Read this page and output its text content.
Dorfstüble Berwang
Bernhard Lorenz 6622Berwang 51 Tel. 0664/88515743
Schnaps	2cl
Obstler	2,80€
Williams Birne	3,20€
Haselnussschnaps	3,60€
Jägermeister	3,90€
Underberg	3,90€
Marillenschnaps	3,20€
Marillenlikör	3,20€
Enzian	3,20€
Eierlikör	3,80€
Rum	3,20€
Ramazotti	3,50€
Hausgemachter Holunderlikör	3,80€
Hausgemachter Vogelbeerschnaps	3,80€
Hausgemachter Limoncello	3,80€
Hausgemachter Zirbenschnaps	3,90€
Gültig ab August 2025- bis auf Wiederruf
....
» What the exercise asks
Every entry must be quoted exactly as it appears above.

» Task result
Read this page and output its text content.
Dorfstüble Berwang
Bernhard Lorenz 6622Berwang 51 Tel. 0664/88515743
Schnaps	2cl
Obstler	2,80€
Williams Birne	3,20€
Haselnussschnaps	3,60€
Jägermeister	3,90€
Underberg	3,90€
Marillenschnaps	3,20€
Marillenlikör	3,20€
Enzian	3,20€
Eierlikör	3,80€
Rum	3,20€
Ramazotti	3,50€
Hausgemachter Holunderlikör	3,80€
Hausgemachter Vogelbeerschnaps	3,80€
Hausgemachter Limoncello	3,80€
Hausgemachter Zirbenschnaps	3,90€
Gültig ab August 2025- bis auf Wiederruf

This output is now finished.